→ **REQUIREMENTS**: Pull every line holding the string "marker" from the records below.

→ **INPUT ROWS**:

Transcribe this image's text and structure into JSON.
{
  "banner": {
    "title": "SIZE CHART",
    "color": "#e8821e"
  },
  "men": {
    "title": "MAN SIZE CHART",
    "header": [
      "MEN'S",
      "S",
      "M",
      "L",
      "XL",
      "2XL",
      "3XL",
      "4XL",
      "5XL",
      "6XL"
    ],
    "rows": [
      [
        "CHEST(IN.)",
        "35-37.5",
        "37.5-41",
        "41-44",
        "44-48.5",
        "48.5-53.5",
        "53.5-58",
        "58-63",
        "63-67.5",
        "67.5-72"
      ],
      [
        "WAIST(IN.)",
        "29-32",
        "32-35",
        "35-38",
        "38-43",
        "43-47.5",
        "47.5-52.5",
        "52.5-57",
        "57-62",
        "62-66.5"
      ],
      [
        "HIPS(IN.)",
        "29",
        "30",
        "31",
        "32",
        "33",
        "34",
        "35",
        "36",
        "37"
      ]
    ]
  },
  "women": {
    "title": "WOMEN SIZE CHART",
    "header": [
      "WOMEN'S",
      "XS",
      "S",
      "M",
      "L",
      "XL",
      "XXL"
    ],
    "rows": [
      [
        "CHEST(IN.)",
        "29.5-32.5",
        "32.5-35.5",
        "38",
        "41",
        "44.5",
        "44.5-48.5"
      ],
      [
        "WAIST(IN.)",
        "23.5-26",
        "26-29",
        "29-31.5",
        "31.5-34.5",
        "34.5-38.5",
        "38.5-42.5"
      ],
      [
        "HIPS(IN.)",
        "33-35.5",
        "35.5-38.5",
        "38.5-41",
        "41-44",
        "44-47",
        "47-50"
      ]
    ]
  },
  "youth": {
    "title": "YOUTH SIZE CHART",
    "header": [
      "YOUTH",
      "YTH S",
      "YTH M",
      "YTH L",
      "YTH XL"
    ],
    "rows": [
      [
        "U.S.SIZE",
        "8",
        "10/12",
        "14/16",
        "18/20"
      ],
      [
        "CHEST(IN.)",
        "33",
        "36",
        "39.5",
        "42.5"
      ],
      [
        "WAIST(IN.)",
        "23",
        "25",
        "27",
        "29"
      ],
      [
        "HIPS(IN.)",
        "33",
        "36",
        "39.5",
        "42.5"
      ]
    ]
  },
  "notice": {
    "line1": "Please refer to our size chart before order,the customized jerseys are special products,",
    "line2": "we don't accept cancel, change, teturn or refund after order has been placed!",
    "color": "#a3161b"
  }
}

--

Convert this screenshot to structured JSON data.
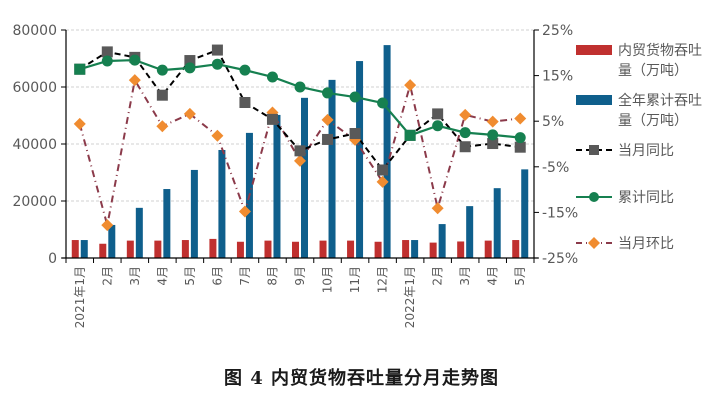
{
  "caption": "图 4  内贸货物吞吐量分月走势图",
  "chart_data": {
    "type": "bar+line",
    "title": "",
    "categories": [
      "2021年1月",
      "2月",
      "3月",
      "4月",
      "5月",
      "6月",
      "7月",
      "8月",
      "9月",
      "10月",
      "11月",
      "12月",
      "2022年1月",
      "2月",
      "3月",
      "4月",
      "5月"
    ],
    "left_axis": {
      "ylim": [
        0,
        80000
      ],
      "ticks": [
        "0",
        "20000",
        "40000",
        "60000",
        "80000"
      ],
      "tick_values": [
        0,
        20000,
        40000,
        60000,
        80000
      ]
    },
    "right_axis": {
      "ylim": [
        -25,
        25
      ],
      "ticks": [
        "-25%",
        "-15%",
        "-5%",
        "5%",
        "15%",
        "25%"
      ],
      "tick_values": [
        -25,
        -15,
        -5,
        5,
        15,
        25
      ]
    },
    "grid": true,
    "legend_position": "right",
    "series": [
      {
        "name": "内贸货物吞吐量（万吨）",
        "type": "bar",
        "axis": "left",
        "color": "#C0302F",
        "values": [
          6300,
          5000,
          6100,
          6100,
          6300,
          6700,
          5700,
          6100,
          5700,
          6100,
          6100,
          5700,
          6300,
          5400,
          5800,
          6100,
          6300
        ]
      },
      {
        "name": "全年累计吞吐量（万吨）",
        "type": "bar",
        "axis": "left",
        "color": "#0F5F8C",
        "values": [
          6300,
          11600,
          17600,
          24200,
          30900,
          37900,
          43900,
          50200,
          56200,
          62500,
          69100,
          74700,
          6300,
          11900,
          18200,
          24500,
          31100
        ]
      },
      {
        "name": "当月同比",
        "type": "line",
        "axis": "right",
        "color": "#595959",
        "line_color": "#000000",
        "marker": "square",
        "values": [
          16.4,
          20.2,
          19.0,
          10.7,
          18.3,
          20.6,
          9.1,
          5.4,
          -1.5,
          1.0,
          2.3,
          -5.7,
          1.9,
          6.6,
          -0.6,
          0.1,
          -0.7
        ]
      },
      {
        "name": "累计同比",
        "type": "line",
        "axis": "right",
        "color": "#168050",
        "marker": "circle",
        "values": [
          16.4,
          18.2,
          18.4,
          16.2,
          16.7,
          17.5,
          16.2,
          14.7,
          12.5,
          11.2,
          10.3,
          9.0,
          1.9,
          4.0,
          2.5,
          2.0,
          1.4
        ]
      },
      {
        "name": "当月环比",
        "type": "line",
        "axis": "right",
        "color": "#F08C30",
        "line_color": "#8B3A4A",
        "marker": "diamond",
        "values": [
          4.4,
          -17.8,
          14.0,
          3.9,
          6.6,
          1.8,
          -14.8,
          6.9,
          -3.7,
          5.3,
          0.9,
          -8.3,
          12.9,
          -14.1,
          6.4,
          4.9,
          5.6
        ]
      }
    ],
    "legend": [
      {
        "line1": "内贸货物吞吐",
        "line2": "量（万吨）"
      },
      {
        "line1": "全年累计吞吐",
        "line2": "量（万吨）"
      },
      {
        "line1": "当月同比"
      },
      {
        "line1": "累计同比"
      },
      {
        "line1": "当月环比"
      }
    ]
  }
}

→ **RESULT OF THE EXERCISE**:
        "marker": "square",
        "marker": "circle",
        "marker": "diamond",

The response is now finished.